Supplied passage
______________________________

Dr Sarah Lane Ritchie

PhD in Science and Religion and Lecturer at St Andrew's University

How did you get your current job?

I was fortunate enough to secure a postdoctoral position while still finishing my PhD. In the third year of my PhD studies at New College, a really exciting new Science & Religion project started at the University of St Andrews. When the postdoc job associated with the project was advertised, I was encouraged to apply, even though it was a long shot – and I’m glad I did! The next several months were fairly intense, as I had to finish my doctoral thesis ahead of schedule, but it was definitely worth the late nights.


What do you enjoy most about your current role?

I feel so lucky to work in a role that enables me to do interdisciplinary work – in any given week, I might do research on neurobiological approaches to consciousness, read Barthian theology, give a lecture on cosmology and the origins of the universe and help plan an international conference. I work with the most fascinating people, and I’m never bored!


How are you using the skills and/or knowledge developed during your PhD in your career?

More than the specific content learned during my PhD, I find myself using the skills acquired during those three years. For example, one of the most important – and most difficult – aspects of an academic career is the ability to question and critique one’s own thought and work. I’m a better scholar when I self-critique; refusing a defensive posture and embracing a bit of humility results in more thoughtful, creative outputs. On a different note, I also find myself using skills related to communicating ideas – I actually enjoy finding ways to relate my subject matter to the lives of people I’m speaking with, be they cab drivers or professors. I don’t expect people to find my work interesting; rather, I try to engage my work with the specific interests of those around me.


What experience do you feel helped you get you where you are now? (e.g. work experience, degree, voluntary work, interests)

So many experiences to choose from! And of course, where I am now is cumulative of a thousand small experiences and choices. I think the turning point in my career was deciding to come to New College for an MSc in Science and Religion – that was the course that “hooked” me, and made me realise that this was a field I could spend my life in. More specifically, I was extremely fortunate to have an outstanding supervisor, Dr Mark Harris. The experience of working with him taught me an immense amount not only about the subject matter of Science and Religion, but also about the subtleties of how to do academia – and still remain a real human being!


Reflecting back on your learning path what decisions did you make and how?

______________________________

Supplied entries
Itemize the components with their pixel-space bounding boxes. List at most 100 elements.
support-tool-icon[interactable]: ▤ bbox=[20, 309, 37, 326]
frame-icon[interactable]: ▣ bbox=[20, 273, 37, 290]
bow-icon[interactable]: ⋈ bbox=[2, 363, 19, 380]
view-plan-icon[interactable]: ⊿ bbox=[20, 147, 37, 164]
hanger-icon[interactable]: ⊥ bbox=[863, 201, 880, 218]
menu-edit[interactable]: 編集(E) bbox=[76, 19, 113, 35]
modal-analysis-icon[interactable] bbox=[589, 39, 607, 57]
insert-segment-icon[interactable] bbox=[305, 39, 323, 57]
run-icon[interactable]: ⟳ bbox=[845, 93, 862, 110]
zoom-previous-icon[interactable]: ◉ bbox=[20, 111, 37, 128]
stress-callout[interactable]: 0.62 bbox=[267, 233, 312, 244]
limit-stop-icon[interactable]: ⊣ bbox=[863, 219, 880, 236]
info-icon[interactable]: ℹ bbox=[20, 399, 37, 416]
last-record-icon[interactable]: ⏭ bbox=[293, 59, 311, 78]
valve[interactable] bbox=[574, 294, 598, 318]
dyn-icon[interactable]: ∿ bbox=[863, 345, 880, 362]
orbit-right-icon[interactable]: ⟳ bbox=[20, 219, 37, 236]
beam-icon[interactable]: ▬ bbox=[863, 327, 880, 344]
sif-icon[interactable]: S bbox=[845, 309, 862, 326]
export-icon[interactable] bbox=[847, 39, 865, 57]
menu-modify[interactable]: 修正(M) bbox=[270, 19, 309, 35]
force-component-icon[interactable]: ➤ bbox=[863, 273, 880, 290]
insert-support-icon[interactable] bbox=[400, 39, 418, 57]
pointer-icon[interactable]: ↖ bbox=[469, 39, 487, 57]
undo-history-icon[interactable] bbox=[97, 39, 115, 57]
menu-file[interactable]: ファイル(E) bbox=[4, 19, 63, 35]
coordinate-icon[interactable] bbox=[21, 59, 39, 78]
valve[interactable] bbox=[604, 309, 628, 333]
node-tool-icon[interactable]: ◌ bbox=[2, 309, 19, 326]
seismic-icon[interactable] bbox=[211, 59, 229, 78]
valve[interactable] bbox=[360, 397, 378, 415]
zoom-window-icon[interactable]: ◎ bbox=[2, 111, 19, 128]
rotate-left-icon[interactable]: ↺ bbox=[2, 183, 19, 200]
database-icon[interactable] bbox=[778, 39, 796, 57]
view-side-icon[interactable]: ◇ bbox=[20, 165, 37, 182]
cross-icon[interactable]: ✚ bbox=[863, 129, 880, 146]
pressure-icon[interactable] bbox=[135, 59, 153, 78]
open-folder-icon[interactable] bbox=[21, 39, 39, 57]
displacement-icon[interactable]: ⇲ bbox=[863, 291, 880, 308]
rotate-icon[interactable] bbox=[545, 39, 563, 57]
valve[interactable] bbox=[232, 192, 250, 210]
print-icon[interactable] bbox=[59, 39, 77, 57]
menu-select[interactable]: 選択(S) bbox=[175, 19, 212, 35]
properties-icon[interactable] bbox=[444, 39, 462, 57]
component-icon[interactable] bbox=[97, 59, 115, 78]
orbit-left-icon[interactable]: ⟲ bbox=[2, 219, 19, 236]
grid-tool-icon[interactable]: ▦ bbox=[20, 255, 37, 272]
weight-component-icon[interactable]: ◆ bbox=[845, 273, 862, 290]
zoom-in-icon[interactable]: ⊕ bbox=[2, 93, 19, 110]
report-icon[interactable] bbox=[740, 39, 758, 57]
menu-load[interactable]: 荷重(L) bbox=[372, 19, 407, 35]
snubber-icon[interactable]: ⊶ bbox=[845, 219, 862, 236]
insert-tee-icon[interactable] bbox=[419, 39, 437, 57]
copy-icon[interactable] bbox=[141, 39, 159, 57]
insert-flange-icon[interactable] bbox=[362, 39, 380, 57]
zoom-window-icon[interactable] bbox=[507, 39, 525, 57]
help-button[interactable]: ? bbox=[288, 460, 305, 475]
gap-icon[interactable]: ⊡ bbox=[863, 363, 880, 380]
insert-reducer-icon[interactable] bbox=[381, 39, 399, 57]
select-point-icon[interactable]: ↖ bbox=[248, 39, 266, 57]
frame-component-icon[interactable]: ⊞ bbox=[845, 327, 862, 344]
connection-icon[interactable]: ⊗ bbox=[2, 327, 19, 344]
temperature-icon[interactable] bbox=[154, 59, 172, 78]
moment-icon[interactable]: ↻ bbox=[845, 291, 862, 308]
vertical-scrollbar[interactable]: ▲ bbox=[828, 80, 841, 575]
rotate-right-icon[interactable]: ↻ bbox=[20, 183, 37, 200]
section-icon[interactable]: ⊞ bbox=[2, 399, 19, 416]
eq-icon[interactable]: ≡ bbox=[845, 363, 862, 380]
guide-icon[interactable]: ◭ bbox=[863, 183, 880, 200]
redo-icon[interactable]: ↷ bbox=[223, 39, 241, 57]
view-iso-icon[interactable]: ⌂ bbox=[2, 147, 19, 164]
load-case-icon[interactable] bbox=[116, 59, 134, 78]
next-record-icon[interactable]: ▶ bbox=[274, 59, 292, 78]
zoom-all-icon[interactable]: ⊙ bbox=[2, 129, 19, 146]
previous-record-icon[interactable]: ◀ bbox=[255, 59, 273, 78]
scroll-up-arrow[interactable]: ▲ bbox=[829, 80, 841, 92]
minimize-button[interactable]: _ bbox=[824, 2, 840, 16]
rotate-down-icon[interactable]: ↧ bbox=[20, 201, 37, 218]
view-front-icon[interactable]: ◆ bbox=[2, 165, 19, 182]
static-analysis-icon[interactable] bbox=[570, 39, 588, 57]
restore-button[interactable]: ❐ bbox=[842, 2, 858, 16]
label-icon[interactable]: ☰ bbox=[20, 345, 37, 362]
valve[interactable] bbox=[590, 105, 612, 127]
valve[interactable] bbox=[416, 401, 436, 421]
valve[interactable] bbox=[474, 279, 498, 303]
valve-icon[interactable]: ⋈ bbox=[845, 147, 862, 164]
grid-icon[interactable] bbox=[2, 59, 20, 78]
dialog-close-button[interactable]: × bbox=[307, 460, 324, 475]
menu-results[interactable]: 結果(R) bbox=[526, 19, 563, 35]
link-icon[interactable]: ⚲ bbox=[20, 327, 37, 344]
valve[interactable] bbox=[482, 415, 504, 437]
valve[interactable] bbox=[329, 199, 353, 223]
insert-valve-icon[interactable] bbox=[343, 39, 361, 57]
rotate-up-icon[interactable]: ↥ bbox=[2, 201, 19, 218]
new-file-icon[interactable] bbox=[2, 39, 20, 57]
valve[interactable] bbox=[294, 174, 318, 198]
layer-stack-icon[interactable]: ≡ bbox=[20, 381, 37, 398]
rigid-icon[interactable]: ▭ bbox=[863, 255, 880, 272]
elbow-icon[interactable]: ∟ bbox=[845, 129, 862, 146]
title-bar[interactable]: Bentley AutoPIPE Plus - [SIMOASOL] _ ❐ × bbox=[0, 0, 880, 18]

______________________________

Parts of the exercise
1. Translate this sentence from the interview into Spanish: "I work with the most fascinating people, and I'm never bored!"
2. Using the interview, say whether each statement agrees with it. Answer yes or no, and quote the deciding words.
(a) She secured her postdoctoral position after finishing her PhD.
(b) She had to finish her doctoral thesis ahead of schedule.
(c) She took her MSc in Science and Religion at the University of St Andrews.
3. According to the interview, why does she value questioning and critiquing her own work? Answer in one to three sentences.
The records come from a different source than the interview.

Answer set
1. ¡Trabajo con las personas más fascinantes y nunca me aburro!

2.
(a) No: "I was fortunate enough to secure a postdoctoral position while still finishing my PhD."
(b) Yes: "I had to finish my doctoral thesis ahead of schedule"
(c) No: "deciding to come to New College for an MSc in Science and Religion"

3. She says she is a better scholar when she critiques herself. Refusing a defensive posture and embracing a bit of humility leads to more thoughtful, creative outputs.